Dataset records

■ ■ ■

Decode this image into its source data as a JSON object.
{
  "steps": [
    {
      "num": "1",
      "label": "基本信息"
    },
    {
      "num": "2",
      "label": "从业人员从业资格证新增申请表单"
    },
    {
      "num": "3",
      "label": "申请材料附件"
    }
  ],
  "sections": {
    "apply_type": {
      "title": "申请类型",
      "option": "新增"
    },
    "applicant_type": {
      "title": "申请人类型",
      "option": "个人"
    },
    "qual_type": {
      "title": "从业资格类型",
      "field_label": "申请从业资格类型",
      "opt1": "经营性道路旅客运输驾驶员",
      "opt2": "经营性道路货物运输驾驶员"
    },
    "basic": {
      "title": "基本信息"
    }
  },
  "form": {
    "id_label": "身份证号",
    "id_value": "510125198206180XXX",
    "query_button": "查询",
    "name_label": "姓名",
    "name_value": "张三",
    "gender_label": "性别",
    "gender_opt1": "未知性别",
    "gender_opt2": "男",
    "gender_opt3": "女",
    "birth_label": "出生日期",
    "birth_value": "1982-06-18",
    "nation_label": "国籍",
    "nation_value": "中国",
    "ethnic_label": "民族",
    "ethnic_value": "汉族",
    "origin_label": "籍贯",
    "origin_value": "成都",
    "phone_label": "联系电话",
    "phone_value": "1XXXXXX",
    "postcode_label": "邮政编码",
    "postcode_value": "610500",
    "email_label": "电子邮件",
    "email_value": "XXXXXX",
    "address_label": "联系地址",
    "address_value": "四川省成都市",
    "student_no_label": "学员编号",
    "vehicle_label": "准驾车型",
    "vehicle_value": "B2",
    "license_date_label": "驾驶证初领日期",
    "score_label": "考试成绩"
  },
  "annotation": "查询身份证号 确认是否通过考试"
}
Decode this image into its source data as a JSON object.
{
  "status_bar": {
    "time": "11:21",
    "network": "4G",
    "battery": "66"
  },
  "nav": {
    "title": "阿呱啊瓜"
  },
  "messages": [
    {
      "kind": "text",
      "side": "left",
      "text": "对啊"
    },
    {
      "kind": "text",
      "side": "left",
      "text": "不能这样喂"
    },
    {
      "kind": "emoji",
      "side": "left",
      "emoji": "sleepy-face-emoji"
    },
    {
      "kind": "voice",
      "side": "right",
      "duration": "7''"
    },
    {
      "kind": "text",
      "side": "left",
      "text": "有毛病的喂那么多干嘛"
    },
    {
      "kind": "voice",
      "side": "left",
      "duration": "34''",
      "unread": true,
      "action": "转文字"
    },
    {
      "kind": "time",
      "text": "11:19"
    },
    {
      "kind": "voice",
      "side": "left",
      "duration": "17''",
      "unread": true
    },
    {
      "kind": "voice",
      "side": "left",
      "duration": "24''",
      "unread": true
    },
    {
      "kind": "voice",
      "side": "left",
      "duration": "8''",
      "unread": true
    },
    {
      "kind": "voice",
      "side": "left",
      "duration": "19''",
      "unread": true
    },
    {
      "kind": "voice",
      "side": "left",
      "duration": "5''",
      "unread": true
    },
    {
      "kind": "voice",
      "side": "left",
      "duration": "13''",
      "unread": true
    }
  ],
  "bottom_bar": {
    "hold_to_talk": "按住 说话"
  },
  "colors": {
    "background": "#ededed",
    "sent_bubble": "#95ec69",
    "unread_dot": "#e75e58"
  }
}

■ ■ ■

**Problem to work on:** Nothing should be changed: write out all of the data as is.

**Solution to this problem:**
Decode this image into its source data as a JSON object.
{
  "steps": [
    {
      "num": "1",
      "label": "基本信息"
    },
    {
      "num": "2",
      "label": "从业人员从业资格证新增申请表单"
    },
    {
      "num": "3",
      "label": "申请材料附件"
    }
  ],
  "sections": {
    "apply_type": {
      "title": "申请类型",
      "option": "新增"
    },
    "applicant_type": {
      "title": "申请人类型",
      "option": "个人"
    },
    "qual_type": {
      "title": "从业资格类型",
      "field_label": "申请从业资格类型",
      "opt1": "经营性道路旅客运输驾驶员",
      "opt2": "经营性道路货物运输驾驶员"
    },
    "basic": {
      "title": "基本信息"
    }
  },
  "form": {
    "id_label": "身份证号",
    "id_value": "510125198206180XXX",
    "query_button": "查询",
    "name_label": "姓名",
    "name_value": "张三",
    "gender_label": "性别",
    "gender_opt1": "未知性别",
    "gender_opt2": "男",
    "gender_opt3": "女",
    "birth_label": "出生日期",
    "birth_value": "1982-06-18",
    "nation_label": "国籍",
    "nation_value": "中国",
    "ethnic_label": "民族",
    "ethnic_value": "汉族",
    "origin_label": "籍贯",
    "origin_value": "成都",
    "phone_label": "联系电话",
    "phone_value": "1XXXXXX",
    "postcode_label": "邮政编码",
    "postcode_value": "610500",
    "email_label": "电子邮件",
    "email_value": "XXXXXX",
    "address_label": "联系地址",
    "address_value": "四川省成都市",
    "student_no_label": "学员编号",
    "vehicle_label": "准驾车型",
    "vehicle_value": "B2",
    "license_date_label": "驾驶证初领日期",
    "score_label": "考试成绩"
  },
  "annotation": "查询身份证号 确认是否通过考试"
}
Decode this image into its source data as a JSON object.
{
  "status_bar": {
    "time": "11:21",
    "network": "4G",
    "battery": "66"
  },
  "nav": {
    "title": "阿呱啊瓜"
  },
  "messages": [
    {
      "kind": "text",
      "side": "left",
      "text": "对啊"
    },
    {
      "kind": "text",
      "side": "left",
      "text": "不能这样喂"
    },
    {
      "kind": "emoji",
      "side": "left",
      "emoji": "sleepy-face-emoji"
    },
    {
      "kind": "voice",
      "side": "right",
      "duration": "7''"
    },
    {
      "kind": "text",
      "side": "left",
      "text": "有毛病的喂那么多干嘛"
    },
    {
      "kind": "voice",
      "side": "left",
      "duration": "34''",
      "unread": true,
      "action": "转文字"
    },
    {
      "kind": "time",
      "text": "11:19"
    },
    {
      "kind": "voice",
      "side": "left",
      "duration": "17''",
      "unread": true
    },
    {
      "kind": "voice",
      "side": "left",
      "duration": "24''",
      "unread": true
    },
    {
      "kind": "voice",
      "side": "left",
      "duration": "8''",
      "unread": true
    },
    {
      "kind": "voice",
      "side": "left",
      "duration": "19''",
      "unread": true
    },
    {
      "kind": "voice",
      "side": "left",
      "duration": "5''",
      "unread": true
    },
    {
      "kind": "voice",
      "side": "left",
      "duration": "13''",
      "unread": true
    }
  ],
  "bottom_bar": {
    "hold_to_talk": "按住 说话"
  },
  "colors": {
    "background": "#ededed",
    "sent_bubble": "#95ec69",
    "unread_dot": "#e75e58"
  }
}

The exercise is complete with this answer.